───── Source passage
U.S. Attorney General Eric Holder said on Tuesday he did not make the controversial decision to secretly seize telephone records of the Associated Press but defended his department's actions in the investigation of what he called a "very, very serious leak."

The decision to seek phone records of one of the world's largest news-gathering organizations was made by Deputy Attorney General Jim Cole, Holder said.

 

Holder, speaking at a press conference, said he recused himself from the matter to avoid a potential conflict of interest because he was interviewed by the FBI as part of the same leak investigation that targeted the AP records.

That seizure, denounced by critics as a gross intrusion into freedom of the press, has created an uproar in Washington and led to questions over how the Obama administration is balancing the need for national security with privacy rights.

Combined with a separate furor over the Internal Revenue Service's targeting of conservative political groups for extra scrutiny, it also is stoking fears of excessive government intrusion under President Barack Obama.

The White House has said it had no advance knowledge of the IRS or Justice Department actions.

Lawmakers from both parties on Tuesday criticized the Justice Department's decision to obtain the AP records. Senate Majority Leader Harry Reid called the action "inexcusable."
──────────
───── Data extract
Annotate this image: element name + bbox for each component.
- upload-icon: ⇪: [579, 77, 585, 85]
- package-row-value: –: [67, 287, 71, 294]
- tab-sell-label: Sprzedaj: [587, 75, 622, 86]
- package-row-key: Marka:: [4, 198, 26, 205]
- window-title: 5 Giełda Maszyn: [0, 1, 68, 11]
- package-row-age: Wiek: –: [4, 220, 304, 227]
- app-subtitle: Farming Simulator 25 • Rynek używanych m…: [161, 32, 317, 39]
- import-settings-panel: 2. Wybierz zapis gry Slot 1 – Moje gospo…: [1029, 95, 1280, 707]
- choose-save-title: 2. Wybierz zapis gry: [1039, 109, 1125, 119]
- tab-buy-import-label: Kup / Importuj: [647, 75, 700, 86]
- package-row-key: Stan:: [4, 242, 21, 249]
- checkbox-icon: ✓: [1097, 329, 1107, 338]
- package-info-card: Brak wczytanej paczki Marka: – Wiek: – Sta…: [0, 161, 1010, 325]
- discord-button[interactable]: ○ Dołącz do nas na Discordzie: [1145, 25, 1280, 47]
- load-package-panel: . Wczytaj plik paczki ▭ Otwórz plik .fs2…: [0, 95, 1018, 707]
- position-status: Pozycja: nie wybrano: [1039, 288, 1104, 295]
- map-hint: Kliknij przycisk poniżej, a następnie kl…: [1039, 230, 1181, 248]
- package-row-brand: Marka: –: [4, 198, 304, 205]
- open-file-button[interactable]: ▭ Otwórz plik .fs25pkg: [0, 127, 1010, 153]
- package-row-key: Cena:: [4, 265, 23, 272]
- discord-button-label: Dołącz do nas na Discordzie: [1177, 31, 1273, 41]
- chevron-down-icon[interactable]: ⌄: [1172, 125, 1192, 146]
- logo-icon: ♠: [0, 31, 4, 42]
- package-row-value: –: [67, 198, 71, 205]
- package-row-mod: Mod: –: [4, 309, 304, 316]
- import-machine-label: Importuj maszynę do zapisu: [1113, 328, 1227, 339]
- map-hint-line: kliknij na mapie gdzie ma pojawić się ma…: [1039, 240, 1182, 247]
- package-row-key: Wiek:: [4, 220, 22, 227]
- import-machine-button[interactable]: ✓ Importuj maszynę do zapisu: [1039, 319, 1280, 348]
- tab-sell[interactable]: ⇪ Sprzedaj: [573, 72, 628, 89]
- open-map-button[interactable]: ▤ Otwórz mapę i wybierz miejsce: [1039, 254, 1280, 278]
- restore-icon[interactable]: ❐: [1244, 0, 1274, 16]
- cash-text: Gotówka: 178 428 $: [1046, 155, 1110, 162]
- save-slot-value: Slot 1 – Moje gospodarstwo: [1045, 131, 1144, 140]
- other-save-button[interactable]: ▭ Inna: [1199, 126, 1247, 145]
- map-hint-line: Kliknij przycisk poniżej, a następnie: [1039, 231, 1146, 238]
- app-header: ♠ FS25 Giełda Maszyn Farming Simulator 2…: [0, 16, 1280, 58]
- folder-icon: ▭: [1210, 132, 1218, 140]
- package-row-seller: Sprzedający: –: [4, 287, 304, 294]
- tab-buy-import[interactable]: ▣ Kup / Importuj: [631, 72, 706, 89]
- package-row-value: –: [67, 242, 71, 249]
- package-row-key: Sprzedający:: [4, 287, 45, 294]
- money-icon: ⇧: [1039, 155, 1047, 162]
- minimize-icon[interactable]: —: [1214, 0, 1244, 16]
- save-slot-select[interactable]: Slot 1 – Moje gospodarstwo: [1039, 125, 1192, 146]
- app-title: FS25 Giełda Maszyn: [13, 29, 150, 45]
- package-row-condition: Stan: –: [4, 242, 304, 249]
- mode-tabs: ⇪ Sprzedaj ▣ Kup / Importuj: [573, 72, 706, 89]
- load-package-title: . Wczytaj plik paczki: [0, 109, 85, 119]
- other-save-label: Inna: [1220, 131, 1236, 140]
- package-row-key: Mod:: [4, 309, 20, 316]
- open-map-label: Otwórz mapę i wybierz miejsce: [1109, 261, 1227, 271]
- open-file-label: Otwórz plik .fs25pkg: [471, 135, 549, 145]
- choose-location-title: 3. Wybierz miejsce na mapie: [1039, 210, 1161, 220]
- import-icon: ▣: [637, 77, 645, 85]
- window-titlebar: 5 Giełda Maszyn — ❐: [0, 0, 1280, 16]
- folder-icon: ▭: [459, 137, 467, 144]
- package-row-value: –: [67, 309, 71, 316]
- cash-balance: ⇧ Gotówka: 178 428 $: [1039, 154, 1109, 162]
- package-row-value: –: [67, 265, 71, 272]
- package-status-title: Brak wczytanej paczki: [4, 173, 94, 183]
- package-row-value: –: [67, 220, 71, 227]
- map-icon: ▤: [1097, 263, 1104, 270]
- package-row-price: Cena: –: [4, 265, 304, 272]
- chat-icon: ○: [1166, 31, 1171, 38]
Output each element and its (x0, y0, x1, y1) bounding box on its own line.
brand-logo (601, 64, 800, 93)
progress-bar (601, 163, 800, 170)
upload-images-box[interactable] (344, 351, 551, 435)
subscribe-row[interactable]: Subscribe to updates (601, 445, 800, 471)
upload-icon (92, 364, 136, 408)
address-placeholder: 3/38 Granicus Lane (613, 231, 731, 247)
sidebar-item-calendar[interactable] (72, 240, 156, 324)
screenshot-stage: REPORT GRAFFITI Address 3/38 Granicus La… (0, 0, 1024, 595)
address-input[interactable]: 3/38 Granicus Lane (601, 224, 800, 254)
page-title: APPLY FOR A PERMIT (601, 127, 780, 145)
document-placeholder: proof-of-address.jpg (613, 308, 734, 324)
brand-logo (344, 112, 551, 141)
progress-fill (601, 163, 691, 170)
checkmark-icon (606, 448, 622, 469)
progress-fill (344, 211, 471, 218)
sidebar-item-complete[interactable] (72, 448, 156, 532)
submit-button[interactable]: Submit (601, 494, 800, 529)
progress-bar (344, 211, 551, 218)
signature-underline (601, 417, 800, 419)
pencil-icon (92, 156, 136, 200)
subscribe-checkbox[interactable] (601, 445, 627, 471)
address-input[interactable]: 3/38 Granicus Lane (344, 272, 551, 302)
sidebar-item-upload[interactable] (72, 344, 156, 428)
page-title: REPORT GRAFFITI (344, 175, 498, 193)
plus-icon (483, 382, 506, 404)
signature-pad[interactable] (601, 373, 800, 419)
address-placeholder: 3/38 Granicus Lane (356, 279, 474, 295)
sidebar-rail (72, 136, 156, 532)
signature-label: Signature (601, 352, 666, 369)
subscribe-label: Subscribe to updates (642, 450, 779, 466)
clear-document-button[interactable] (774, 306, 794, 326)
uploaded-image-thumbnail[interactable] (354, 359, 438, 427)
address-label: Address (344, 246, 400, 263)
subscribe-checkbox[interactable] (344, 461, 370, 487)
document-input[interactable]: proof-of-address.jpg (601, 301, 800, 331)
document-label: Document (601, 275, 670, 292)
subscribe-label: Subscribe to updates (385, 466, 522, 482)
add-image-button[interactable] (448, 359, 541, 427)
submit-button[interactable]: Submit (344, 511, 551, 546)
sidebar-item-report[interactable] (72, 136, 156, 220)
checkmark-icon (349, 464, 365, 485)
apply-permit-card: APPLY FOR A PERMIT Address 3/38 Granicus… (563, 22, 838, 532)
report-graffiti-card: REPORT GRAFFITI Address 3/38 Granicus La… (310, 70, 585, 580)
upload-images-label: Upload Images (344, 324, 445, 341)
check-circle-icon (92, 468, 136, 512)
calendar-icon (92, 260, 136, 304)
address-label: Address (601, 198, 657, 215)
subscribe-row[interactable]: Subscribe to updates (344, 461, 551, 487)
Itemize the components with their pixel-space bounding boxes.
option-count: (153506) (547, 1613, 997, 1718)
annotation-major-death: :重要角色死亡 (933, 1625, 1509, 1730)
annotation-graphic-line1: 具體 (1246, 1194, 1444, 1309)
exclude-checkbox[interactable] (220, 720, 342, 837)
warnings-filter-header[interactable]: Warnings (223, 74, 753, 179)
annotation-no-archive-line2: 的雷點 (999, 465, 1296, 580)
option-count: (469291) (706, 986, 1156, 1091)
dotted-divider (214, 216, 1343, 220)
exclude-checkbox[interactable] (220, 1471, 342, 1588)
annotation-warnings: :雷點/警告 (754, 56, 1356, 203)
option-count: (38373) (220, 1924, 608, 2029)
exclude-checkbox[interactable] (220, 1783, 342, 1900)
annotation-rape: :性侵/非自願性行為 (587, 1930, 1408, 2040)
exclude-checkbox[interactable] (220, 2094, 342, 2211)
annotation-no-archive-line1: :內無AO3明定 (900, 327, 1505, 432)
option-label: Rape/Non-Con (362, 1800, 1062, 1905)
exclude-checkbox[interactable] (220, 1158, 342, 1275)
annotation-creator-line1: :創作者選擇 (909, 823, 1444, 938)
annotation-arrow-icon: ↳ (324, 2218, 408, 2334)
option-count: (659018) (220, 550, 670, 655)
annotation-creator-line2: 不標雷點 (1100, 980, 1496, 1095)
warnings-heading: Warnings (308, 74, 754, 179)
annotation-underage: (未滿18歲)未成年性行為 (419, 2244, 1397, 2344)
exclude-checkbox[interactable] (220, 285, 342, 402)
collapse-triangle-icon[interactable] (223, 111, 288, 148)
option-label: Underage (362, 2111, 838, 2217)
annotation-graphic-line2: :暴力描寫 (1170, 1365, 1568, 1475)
──────────
● Your task:
According to the news excerpt, who made the decision to seek the Associated Press phone records? The rows have no role in this exercise.

● Full response:
Deputy Attorney General Jim Cole.